Reproduce every line of the item below verbatim, and leave the picture out of your answer.
[BEGIN]
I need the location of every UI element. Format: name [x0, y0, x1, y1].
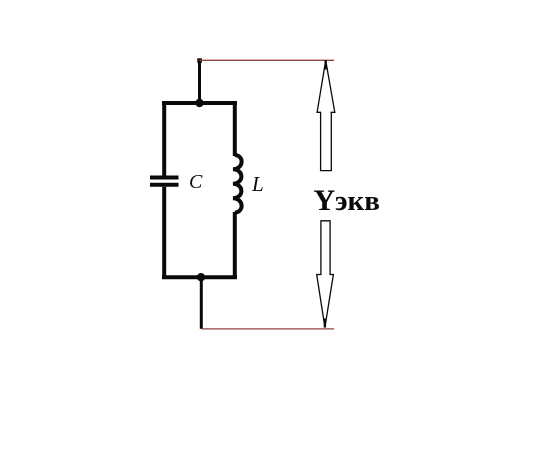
arrow: down (hollow) — [317, 221, 334, 328]
wire: top red lead — [200, 59, 335, 61]
wire: bottom red lead — [202, 328, 335, 330]
capacitor C — [150, 178, 179, 185]
wire: bottom terminal stub — [200, 277, 203, 329]
wire: loop right vertical lower — [233, 212, 237, 279]
svg-text:L: L — [251, 172, 264, 196]
svg-text:Y: Y — [314, 184, 336, 217]
node: top junction — [195, 99, 203, 107]
wire: loop right vertical upper — [233, 101, 237, 156]
wire: loop bottom horizontal — [162, 275, 237, 279]
arrow: up (hollow) — [317, 60, 335, 170]
wire: loop left vertical upper — [162, 101, 166, 176]
inductor L — [233, 155, 242, 213]
label Y экв — [314, 184, 380, 217]
node: bottom junction — [197, 273, 205, 281]
wire: loop top horizontal — [162, 101, 237, 105]
svg-text:C: C — [189, 171, 203, 193]
wire: top terminal stub — [197, 58, 202, 104]
svg-text:экв: экв — [335, 185, 380, 217]
wire: loop left vertical lower — [162, 187, 166, 279]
[END]
**OUTPUT FOR THIS TASK**
I need the location of every UI element. Format: name [x0, y0, x1, y1].
arrow: down (hollow) — [317, 221, 334, 328]
wire: top red lead — [200, 59, 335, 61]
wire: bottom red lead — [202, 328, 335, 330]
capacitor C — [150, 178, 179, 185]
wire: bottom terminal stub — [200, 277, 203, 329]
wire: loop right vertical lower — [233, 212, 237, 279]
svg-text:L: L — [251, 172, 264, 196]
svg-text:Y: Y — [314, 184, 336, 217]
node: top junction — [195, 99, 203, 107]
wire: loop right vertical upper — [233, 101, 237, 156]
wire: loop bottom horizontal — [162, 275, 237, 279]
arrow: up (hollow) — [317, 60, 335, 170]
wire: loop left vertical upper — [162, 101, 166, 176]
inductor L — [233, 155, 242, 213]
label Y экв — [314, 184, 380, 217]
node: bottom junction — [197, 273, 205, 281]
wire: loop top horizontal — [162, 101, 237, 105]
svg-text:C: C — [189, 171, 203, 193]
wire: top terminal stub — [197, 58, 202, 104]
svg-text:экв: экв — [335, 185, 380, 217]
wire: loop left vertical lower — [162, 187, 166, 279]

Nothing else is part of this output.